-- The input start --

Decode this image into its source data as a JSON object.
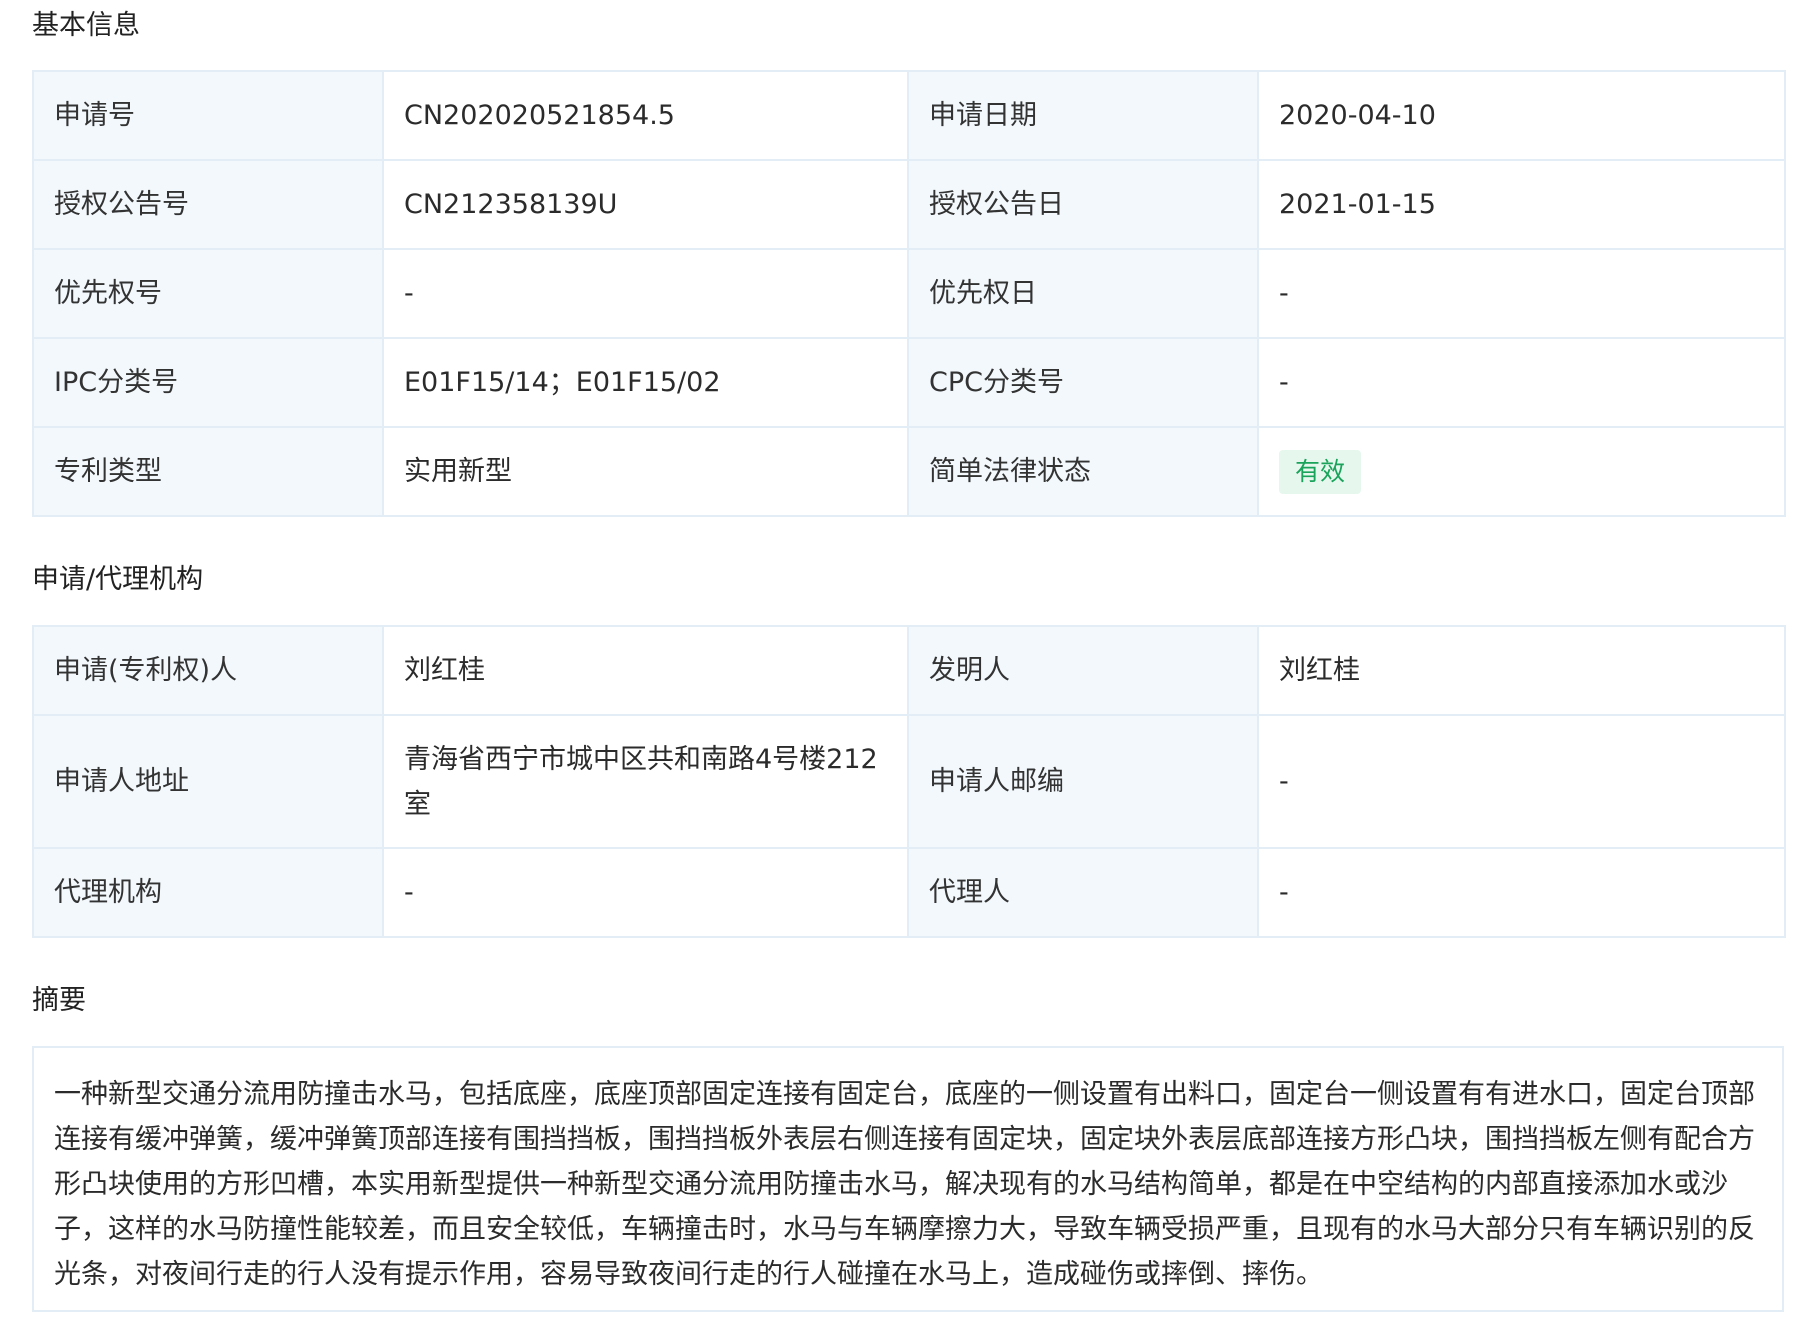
{
  "basic_info": {
    "title": "基本信息",
    "rows": [
      {
        "l1": "申请号",
        "v1": "CN202020521854.5",
        "l2": "申请日期",
        "v2": "2020-04-10"
      },
      {
        "l1": "授权公告号",
        "v1": "CN212358139U",
        "l2": "授权公告日",
        "v2": "2021-01-15"
      },
      {
        "l1": "优先权号",
        "v1": "-",
        "l2": "优先权日",
        "v2": "-"
      },
      {
        "l1": "IPC分类号",
        "v1": "E01F15/14；E01F15/02",
        "l2": "CPC分类号",
        "v2": "-"
      },
      {
        "l1": "专利类型",
        "v1": "实用新型",
        "l2": "简单法律状态",
        "v2": "有效"
      }
    ],
    "status_color": "#1aa35a"
  },
  "agency": {
    "title": "申请/代理机构",
    "rows": [
      {
        "l1": "申请(专利权)人",
        "v1": "刘红桂",
        "l2": "发明人",
        "v2": "刘红桂"
      },
      {
        "l1": "申请人地址",
        "v1": "青海省西宁市城中区共和南路4号楼212室",
        "l2": "申请人邮编",
        "v2": "-"
      },
      {
        "l1": "代理机构",
        "v1": "-",
        "l2": "代理人",
        "v2": "-"
      }
    ]
  },
  "abstract": {
    "title": "摘要",
    "text": "一种新型交通分流用防撞击水马，包括底座，底座顶部固定连接有固定台，底座的一侧设置有出料口，固定台一侧设置有有进水口，固定台顶部连接有缓冲弹簧，缓冲弹簧顶部连接有围挡挡板，围挡挡板外表层右侧连接有固定块，固定块外表层底部连接方形凸块，围挡挡板左侧有配合方形凸块使用的方形凹槽，本实用新型提供一种新型交通分流用防撞击水马，解决现有的水马结构简单，都是在中空结构的内部直接添加水或沙子，这样的水马防撞性能较差，而且安全较低，车辆撞击时，水马与车辆摩擦力大，导致车辆受损严重，且现有的水马大部分只有车辆识别的反光条，对夜间行走的行人没有提示作用，容易导致夜间行走的行人碰撞在水马上，造成碰伤或摔倒、摔伤。"
  }
}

-- The input end --

Task directions
Without the pictures, write out the whole listing above exactly as it appears.

Output below
Decode this image into its source data as a JSON object.
{
  "basic_info": {
    "title": "基本信息",
    "rows": [
      {
        "l1": "申请号",
        "v1": "CN202020521854.5",
        "l2": "申请日期",
        "v2": "2020-04-10"
      },
      {
        "l1": "授权公告号",
        "v1": "CN212358139U",
        "l2": "授权公告日",
        "v2": "2021-01-15"
      },
      {
        "l1": "优先权号",
        "v1": "-",
        "l2": "优先权日",
        "v2": "-"
      },
      {
        "l1": "IPC分类号",
        "v1": "E01F15/14；E01F15/02",
        "l2": "CPC分类号",
        "v2": "-"
      },
      {
        "l1": "专利类型",
        "v1": "实用新型",
        "l2": "简单法律状态",
        "v2": "有效"
      }
    ],
    "status_color": "#1aa35a"
  },
  "agency": {
    "title": "申请/代理机构",
    "rows": [
      {
        "l1": "申请(专利权)人",
        "v1": "刘红桂",
        "l2": "发明人",
        "v2": "刘红桂"
      },
      {
        "l1": "申请人地址",
        "v1": "青海省西宁市城中区共和南路4号楼212室",
        "l2": "申请人邮编",
        "v2": "-"
      },
      {
        "l1": "代理机构",
        "v1": "-",
        "l2": "代理人",
        "v2": "-"
      }
    ]
  },
  "abstract": {
    "title": "摘要",
    "text": "一种新型交通分流用防撞击水马，包括底座，底座顶部固定连接有固定台，底座的一侧设置有出料口，固定台一侧设置有有进水口，固定台顶部连接有缓冲弹簧，缓冲弹簧顶部连接有围挡挡板，围挡挡板外表层右侧连接有固定块，固定块外表层底部连接方形凸块，围挡挡板左侧有配合方形凸块使用的方形凹槽，本实用新型提供一种新型交通分流用防撞击水马，解决现有的水马结构简单，都是在中空结构的内部直接添加水或沙子，这样的水马防撞性能较差，而且安全较低，车辆撞击时，水马与车辆摩擦力大，导致车辆受损严重，且现有的水马大部分只有车辆识别的反光条，对夜间行走的行人没有提示作用，容易导致夜间行走的行人碰撞在水马上，造成碰伤或摔倒、摔伤。"
  }
}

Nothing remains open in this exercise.